Exercise requirements:
Isolate every line in the data with the string "Interior" and copy it.

Working data:
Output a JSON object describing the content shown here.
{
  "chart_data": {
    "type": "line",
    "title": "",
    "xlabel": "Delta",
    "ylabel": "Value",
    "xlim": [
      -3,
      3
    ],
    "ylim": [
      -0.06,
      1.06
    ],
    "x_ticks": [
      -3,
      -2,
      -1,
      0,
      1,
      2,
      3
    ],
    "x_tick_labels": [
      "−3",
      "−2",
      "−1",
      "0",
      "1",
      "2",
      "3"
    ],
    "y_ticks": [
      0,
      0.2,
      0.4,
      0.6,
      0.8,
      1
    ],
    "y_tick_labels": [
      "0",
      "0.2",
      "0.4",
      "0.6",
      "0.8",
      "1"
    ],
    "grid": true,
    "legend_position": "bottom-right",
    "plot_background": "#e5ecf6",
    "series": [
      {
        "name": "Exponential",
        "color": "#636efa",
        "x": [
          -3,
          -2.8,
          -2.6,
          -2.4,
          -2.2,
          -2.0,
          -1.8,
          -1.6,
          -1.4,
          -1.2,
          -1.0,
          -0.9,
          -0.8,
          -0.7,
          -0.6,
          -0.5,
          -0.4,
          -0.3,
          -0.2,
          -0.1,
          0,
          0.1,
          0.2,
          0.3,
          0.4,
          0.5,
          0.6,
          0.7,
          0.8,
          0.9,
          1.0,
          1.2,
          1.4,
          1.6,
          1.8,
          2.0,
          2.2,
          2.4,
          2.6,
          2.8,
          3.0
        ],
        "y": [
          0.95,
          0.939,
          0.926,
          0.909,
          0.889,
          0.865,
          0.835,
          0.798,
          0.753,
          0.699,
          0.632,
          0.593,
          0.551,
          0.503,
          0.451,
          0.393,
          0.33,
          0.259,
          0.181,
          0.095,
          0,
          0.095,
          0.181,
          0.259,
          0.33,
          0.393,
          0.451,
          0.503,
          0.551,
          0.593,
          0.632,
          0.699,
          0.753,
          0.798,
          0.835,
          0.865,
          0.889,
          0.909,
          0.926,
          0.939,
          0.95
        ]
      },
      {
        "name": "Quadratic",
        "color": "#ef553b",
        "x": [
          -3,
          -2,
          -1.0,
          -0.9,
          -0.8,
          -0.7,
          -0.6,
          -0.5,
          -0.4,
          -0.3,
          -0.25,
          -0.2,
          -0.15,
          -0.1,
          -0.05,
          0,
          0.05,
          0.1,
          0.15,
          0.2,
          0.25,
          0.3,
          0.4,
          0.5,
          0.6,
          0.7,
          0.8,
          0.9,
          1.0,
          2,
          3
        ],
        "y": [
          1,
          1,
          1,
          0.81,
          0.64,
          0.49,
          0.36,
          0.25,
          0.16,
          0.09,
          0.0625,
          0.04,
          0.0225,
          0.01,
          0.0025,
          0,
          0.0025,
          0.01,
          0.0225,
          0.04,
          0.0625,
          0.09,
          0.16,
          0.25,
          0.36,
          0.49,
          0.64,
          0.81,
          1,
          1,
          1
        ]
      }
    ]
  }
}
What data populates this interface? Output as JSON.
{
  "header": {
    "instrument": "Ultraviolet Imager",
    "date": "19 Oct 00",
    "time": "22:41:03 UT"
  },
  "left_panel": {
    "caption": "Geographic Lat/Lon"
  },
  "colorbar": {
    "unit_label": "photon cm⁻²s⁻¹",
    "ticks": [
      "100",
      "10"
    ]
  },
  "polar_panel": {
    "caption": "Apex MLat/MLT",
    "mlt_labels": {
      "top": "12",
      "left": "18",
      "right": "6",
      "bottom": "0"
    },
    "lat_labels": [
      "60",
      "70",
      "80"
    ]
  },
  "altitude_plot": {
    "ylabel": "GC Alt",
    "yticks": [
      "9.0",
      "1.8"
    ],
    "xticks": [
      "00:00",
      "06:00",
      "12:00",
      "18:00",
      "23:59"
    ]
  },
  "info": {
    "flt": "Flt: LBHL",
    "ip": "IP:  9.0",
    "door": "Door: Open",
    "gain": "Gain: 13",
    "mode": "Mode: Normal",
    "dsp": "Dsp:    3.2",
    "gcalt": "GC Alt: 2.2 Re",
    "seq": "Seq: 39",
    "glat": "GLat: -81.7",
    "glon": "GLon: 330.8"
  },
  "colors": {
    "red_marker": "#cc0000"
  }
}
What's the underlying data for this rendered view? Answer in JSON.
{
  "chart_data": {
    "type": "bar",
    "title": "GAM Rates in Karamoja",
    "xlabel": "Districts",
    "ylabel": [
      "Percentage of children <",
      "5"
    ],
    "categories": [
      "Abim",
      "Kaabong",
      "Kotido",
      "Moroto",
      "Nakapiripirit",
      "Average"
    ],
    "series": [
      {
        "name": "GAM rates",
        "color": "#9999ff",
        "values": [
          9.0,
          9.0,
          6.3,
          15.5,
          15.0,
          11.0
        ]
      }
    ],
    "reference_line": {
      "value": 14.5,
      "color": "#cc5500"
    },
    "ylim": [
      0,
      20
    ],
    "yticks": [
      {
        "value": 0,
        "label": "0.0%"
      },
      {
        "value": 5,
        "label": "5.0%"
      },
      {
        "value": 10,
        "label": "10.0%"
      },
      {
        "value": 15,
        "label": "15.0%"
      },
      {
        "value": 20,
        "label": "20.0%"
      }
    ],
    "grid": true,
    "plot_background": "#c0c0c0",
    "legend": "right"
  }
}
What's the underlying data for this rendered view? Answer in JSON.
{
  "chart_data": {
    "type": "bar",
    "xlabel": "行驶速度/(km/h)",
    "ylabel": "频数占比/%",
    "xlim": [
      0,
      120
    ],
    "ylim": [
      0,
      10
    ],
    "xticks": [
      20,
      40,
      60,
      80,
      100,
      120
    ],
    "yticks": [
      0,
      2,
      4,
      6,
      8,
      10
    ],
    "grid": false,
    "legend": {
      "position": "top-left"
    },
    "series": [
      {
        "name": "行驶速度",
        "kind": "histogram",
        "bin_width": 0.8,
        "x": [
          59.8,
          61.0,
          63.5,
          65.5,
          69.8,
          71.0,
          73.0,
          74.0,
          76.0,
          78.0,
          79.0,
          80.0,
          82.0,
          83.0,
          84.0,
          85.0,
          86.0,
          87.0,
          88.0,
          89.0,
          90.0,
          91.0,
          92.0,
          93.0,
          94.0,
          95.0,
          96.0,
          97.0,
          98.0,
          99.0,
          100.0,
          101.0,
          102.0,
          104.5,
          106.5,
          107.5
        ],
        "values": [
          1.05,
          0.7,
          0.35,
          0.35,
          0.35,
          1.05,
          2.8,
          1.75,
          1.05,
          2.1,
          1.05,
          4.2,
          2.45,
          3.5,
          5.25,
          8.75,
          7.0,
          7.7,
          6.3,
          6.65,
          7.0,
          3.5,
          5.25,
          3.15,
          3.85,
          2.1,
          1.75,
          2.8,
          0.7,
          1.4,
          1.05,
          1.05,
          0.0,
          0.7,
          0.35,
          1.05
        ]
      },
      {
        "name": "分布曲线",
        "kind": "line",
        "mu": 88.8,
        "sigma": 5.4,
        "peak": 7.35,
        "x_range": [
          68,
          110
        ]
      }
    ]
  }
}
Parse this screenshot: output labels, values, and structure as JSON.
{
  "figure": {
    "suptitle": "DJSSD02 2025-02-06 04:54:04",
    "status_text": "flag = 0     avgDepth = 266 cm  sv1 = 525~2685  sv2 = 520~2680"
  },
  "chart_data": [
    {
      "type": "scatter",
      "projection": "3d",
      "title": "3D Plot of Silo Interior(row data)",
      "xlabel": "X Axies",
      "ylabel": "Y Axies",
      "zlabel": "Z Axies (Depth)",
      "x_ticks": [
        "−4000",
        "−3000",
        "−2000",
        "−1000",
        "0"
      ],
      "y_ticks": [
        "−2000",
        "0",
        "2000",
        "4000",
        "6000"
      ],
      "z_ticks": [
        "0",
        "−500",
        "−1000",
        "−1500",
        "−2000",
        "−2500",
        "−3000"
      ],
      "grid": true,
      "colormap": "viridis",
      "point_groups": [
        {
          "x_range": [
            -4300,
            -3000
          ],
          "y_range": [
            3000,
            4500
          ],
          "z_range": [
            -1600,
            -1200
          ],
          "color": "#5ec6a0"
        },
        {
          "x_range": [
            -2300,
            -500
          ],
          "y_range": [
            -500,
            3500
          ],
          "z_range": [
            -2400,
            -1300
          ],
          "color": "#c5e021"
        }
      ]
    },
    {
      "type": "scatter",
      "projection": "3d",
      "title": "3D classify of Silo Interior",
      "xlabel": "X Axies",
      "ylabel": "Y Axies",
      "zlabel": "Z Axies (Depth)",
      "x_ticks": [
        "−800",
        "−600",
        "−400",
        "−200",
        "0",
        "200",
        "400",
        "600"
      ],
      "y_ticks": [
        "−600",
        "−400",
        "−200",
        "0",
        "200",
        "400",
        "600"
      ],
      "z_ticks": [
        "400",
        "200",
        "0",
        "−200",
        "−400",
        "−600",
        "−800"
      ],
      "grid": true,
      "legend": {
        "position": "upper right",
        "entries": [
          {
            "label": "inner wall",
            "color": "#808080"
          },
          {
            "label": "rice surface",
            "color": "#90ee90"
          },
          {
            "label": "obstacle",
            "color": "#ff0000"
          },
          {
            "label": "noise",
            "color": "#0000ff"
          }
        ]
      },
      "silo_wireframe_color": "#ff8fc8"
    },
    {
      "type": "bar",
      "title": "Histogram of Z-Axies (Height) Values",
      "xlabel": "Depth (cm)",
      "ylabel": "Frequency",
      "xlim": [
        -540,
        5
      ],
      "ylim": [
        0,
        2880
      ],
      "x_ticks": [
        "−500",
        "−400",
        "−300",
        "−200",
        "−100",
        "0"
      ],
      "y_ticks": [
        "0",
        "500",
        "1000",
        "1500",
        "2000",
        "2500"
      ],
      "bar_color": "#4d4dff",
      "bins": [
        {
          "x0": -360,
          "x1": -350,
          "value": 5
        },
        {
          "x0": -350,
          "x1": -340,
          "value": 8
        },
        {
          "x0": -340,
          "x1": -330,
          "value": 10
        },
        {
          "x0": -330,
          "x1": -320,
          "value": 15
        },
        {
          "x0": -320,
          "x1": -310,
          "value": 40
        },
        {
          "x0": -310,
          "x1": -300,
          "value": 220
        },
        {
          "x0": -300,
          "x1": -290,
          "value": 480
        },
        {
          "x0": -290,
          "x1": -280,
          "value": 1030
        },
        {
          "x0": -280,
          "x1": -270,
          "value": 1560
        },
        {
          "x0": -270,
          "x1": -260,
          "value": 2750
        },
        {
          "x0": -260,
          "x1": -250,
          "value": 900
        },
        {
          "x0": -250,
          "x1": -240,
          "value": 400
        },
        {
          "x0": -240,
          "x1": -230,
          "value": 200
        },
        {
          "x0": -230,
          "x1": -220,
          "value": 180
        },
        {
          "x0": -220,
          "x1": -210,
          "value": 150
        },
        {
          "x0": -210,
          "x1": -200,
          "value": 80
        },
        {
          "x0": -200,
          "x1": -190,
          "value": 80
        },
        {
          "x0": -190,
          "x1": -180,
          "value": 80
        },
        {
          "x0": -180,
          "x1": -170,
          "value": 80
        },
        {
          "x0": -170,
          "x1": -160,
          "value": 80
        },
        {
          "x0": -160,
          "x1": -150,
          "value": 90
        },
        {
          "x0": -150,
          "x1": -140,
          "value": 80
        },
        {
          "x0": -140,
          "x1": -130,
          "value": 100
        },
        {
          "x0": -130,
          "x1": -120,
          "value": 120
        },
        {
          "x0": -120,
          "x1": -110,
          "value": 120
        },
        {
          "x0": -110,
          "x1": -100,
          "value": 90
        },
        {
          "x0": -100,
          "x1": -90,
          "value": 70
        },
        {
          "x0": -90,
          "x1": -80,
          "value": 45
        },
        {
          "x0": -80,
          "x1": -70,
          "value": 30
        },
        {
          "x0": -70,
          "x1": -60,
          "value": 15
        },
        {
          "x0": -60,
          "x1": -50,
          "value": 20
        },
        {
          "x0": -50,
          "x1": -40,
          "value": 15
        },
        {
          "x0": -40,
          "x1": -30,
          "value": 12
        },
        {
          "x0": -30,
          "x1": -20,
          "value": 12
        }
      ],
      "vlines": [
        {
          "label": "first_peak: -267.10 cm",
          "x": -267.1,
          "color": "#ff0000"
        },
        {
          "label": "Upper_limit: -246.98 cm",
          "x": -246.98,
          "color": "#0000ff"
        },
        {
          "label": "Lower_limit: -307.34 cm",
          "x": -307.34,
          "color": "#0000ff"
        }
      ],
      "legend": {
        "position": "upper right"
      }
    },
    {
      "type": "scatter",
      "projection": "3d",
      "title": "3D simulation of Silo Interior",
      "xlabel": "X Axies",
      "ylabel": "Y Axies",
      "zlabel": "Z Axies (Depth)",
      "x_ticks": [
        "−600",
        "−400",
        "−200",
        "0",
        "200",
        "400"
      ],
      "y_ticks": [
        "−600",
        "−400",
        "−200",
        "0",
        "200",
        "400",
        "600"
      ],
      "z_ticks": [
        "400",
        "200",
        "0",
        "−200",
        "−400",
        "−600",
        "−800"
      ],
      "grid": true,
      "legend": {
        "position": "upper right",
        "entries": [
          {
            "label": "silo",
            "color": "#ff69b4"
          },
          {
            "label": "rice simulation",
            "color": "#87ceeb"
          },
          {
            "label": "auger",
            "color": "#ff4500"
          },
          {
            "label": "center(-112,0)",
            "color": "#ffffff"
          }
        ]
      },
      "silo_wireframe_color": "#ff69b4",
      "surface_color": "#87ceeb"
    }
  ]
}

Result:
      "title": "3D Plot of Silo Interior(row data)",
      "title": "3D classify of Silo Interior",
      "title": "3D simulation of Silo Interior",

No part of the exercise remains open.